▶ _Items listed in a dataset_:
"""

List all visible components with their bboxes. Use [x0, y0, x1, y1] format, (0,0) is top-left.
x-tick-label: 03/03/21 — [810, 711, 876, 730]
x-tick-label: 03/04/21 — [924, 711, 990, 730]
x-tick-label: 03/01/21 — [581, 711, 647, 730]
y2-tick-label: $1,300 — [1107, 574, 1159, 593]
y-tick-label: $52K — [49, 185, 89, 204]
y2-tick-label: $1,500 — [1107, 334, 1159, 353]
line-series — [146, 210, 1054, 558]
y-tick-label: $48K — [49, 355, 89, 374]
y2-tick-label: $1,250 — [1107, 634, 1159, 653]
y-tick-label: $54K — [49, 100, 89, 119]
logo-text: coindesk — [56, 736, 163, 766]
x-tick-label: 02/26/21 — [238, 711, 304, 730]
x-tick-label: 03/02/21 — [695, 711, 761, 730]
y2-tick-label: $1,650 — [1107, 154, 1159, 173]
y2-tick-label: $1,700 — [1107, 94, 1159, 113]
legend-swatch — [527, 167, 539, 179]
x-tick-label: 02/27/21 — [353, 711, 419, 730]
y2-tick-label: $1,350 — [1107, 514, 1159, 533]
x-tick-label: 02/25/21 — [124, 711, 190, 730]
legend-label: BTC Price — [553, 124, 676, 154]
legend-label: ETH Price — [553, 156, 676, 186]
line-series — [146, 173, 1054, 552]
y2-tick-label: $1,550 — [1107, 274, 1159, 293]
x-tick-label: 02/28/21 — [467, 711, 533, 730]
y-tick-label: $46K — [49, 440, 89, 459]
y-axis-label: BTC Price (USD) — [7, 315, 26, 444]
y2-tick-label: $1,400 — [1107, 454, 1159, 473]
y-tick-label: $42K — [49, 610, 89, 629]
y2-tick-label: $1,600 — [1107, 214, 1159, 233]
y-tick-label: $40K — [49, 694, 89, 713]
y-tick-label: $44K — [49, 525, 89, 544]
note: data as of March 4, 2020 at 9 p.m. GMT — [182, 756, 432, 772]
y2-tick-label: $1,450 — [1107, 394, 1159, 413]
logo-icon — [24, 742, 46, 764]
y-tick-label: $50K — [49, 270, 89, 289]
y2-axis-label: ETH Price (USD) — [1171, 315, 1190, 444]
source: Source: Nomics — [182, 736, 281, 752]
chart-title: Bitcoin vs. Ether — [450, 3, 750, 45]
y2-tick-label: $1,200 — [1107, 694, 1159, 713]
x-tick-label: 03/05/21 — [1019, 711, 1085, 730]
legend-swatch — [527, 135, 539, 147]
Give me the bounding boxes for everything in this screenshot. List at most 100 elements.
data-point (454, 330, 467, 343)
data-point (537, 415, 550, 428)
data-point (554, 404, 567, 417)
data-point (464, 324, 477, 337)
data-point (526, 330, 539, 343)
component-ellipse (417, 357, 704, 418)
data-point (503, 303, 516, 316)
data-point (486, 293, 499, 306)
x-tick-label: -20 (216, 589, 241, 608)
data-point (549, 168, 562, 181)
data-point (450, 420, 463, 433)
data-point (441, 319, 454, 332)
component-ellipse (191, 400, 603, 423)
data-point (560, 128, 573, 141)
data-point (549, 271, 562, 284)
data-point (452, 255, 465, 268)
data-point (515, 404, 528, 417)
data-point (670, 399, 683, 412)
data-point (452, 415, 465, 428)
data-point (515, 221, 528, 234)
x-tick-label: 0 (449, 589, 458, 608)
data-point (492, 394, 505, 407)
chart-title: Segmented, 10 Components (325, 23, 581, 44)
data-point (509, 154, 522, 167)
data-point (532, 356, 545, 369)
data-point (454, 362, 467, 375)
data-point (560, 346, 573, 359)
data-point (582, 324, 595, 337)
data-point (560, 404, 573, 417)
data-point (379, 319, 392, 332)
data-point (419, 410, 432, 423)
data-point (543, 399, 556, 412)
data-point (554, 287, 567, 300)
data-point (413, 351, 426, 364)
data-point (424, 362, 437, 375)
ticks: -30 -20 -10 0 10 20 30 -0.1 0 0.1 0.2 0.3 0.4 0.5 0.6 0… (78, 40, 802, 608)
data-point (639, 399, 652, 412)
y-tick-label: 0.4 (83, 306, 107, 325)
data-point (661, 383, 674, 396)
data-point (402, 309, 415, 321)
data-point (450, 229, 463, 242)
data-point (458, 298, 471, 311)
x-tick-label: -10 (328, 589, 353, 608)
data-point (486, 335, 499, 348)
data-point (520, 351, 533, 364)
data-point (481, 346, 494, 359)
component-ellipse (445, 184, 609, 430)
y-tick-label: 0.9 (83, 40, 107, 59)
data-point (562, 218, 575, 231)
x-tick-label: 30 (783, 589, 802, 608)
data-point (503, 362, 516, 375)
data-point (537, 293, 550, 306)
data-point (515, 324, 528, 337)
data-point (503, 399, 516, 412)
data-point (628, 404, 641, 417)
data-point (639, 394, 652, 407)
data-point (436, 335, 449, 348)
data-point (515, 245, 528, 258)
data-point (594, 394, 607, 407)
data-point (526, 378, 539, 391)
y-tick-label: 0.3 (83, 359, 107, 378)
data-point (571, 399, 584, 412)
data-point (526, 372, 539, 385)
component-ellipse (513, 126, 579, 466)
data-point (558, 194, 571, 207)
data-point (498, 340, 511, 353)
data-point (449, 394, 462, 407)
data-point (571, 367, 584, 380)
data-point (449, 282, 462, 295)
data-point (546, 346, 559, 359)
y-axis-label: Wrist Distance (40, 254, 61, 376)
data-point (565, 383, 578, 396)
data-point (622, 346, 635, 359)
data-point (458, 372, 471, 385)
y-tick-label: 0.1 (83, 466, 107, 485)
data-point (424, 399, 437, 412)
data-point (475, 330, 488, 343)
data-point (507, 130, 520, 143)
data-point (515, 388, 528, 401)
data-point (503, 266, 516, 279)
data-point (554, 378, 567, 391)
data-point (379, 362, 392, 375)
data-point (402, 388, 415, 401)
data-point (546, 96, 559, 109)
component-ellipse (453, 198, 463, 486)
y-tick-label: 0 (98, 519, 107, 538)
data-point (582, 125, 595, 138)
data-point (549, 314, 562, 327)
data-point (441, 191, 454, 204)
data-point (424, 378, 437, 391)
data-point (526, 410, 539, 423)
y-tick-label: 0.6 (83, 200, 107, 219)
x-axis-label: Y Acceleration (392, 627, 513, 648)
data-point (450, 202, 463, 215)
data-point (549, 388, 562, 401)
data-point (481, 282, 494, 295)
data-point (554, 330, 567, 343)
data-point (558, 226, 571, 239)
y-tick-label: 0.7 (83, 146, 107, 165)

"""

Edit the rows above so that "bboxes" becomes "bounding boxes", leaving everything else unchanged.

List all visible components with their bounding boxes. Use [x0, y0, x1, y1] format, (0,0) is top-left.
x-tick-label: 03/03/21 — [810, 711, 876, 730]
x-tick-label: 03/04/21 — [924, 711, 990, 730]
x-tick-label: 03/01/21 — [581, 711, 647, 730]
y2-tick-label: $1,300 — [1107, 574, 1159, 593]
y-tick-label: $52K — [49, 185, 89, 204]
y2-tick-label: $1,500 — [1107, 334, 1159, 353]
line-series — [146, 210, 1054, 558]
y-tick-label: $48K — [49, 355, 89, 374]
y2-tick-label: $1,250 — [1107, 634, 1159, 653]
y-tick-label: $54K — [49, 100, 89, 119]
logo-text: coindesk — [56, 736, 163, 766]
x-tick-label: 02/26/21 — [238, 711, 304, 730]
x-tick-label: 03/02/21 — [695, 711, 761, 730]
y2-tick-label: $1,650 — [1107, 154, 1159, 173]
y2-tick-label: $1,700 — [1107, 94, 1159, 113]
legend-swatch — [527, 167, 539, 179]
x-tick-label: 02/27/21 — [353, 711, 419, 730]
y2-tick-label: $1,350 — [1107, 514, 1159, 533]
x-tick-label: 02/25/21 — [124, 711, 190, 730]
legend-label: BTC Price — [553, 124, 676, 154]
legend-label: ETH Price — [553, 156, 676, 186]
line-series — [146, 173, 1054, 552]
y2-tick-label: $1,550 — [1107, 274, 1159, 293]
x-tick-label: 02/28/21 — [467, 711, 533, 730]
y-tick-label: $46K — [49, 440, 89, 459]
y-axis-label: BTC Price (USD) — [7, 315, 26, 444]
y2-tick-label: $1,400 — [1107, 454, 1159, 473]
y-tick-label: $42K — [49, 610, 89, 629]
y2-tick-label: $1,600 — [1107, 214, 1159, 233]
y-tick-label: $40K — [49, 694, 89, 713]
y-tick-label: $44K — [49, 525, 89, 544]
note: data as of March 4, 2020 at 9 p.m. GMT — [182, 756, 432, 772]
y2-tick-label: $1,450 — [1107, 394, 1159, 413]
logo-icon — [24, 742, 46, 764]
y-tick-label: $50K — [49, 270, 89, 289]
y2-axis-label: ETH Price (USD) — [1171, 315, 1190, 444]
source: Source: Nomics — [182, 736, 281, 752]
chart-title: Bitcoin vs. Ether — [450, 3, 750, 45]
y2-tick-label: $1,200 — [1107, 694, 1159, 713]
x-tick-label: 03/05/21 — [1019, 711, 1085, 730]
legend-swatch — [527, 135, 539, 147]
Give me the bounding boxes for everything in this screenshot. List at most 100 elements.
data-point (454, 330, 467, 343)
data-point (537, 415, 550, 428)
data-point (554, 404, 567, 417)
data-point (464, 324, 477, 337)
data-point (526, 330, 539, 343)
component-ellipse (417, 357, 704, 418)
data-point (503, 303, 516, 316)
data-point (486, 293, 499, 306)
x-tick-label: -20 (216, 589, 241, 608)
data-point (549, 168, 562, 181)
data-point (450, 420, 463, 433)
data-point (441, 319, 454, 332)
component-ellipse (191, 400, 603, 423)
data-point (560, 128, 573, 141)
data-point (549, 271, 562, 284)
data-point (452, 255, 465, 268)
data-point (515, 404, 528, 417)
data-point (670, 399, 683, 412)
data-point (452, 415, 465, 428)
data-point (515, 221, 528, 234)
x-tick-label: 0 (449, 589, 458, 608)
data-point (492, 394, 505, 407)
chart-title: Segmented, 10 Components (325, 23, 581, 44)
data-point (509, 154, 522, 167)
data-point (532, 356, 545, 369)
data-point (454, 362, 467, 375)
data-point (560, 346, 573, 359)
data-point (582, 324, 595, 337)
data-point (560, 404, 573, 417)
data-point (379, 319, 392, 332)
data-point (419, 410, 432, 423)
data-point (543, 399, 556, 412)
data-point (554, 287, 567, 300)
data-point (413, 351, 426, 364)
data-point (424, 362, 437, 375)
ticks: -30 -20 -10 0 10 20 30 -0.1 0 0.1 0.2 0.3 0.4 0.5 0.6 0… (78, 40, 802, 608)
data-point (639, 399, 652, 412)
y-tick-label: 0.4 (83, 306, 107, 325)
data-point (661, 383, 674, 396)
data-point (402, 309, 415, 321)
data-point (450, 229, 463, 242)
data-point (458, 298, 471, 311)
x-tick-label: -10 (328, 589, 353, 608)
data-point (486, 335, 499, 348)
data-point (520, 351, 533, 364)
data-point (481, 346, 494, 359)
component-ellipse (445, 184, 609, 430)
y-tick-label: 0.9 (83, 40, 107, 59)
data-point (562, 218, 575, 231)
x-tick-label: 30 (783, 589, 802, 608)
data-point (503, 362, 516, 375)
data-point (537, 293, 550, 306)
data-point (515, 324, 528, 337)
data-point (503, 399, 516, 412)
data-point (628, 404, 641, 417)
data-point (639, 394, 652, 407)
data-point (436, 335, 449, 348)
data-point (515, 245, 528, 258)
data-point (594, 394, 607, 407)
data-point (526, 378, 539, 391)
y-tick-label: 0.3 (83, 359, 107, 378)
data-point (571, 399, 584, 412)
data-point (526, 372, 539, 385)
component-ellipse (513, 126, 579, 466)
data-point (558, 194, 571, 207)
data-point (498, 340, 511, 353)
data-point (449, 394, 462, 407)
data-point (571, 367, 584, 380)
data-point (449, 282, 462, 295)
data-point (546, 346, 559, 359)
y-axis-label: Wrist Distance (40, 254, 61, 376)
data-point (565, 383, 578, 396)
data-point (622, 346, 635, 359)
data-point (458, 372, 471, 385)
y-tick-label: 0.1 (83, 466, 107, 485)
data-point (424, 399, 437, 412)
data-point (475, 330, 488, 343)
data-point (507, 130, 520, 143)
data-point (515, 388, 528, 401)
data-point (503, 266, 516, 279)
data-point (554, 378, 567, 391)
data-point (379, 362, 392, 375)
data-point (402, 388, 415, 401)
data-point (546, 96, 559, 109)
component-ellipse (453, 198, 463, 486)
y-tick-label: 0 (98, 519, 107, 538)
data-point (582, 125, 595, 138)
data-point (549, 314, 562, 327)
data-point (441, 191, 454, 204)
data-point (424, 378, 437, 391)
data-point (526, 410, 539, 423)
y-tick-label: 0.6 (83, 200, 107, 219)
x-axis-label: Y Acceleration (392, 627, 513, 648)
data-point (450, 202, 463, 215)
data-point (549, 388, 562, 401)
data-point (481, 282, 494, 295)
data-point (554, 330, 567, 343)
data-point (558, 226, 571, 239)
y-tick-label: 0.7 (83, 146, 107, 165)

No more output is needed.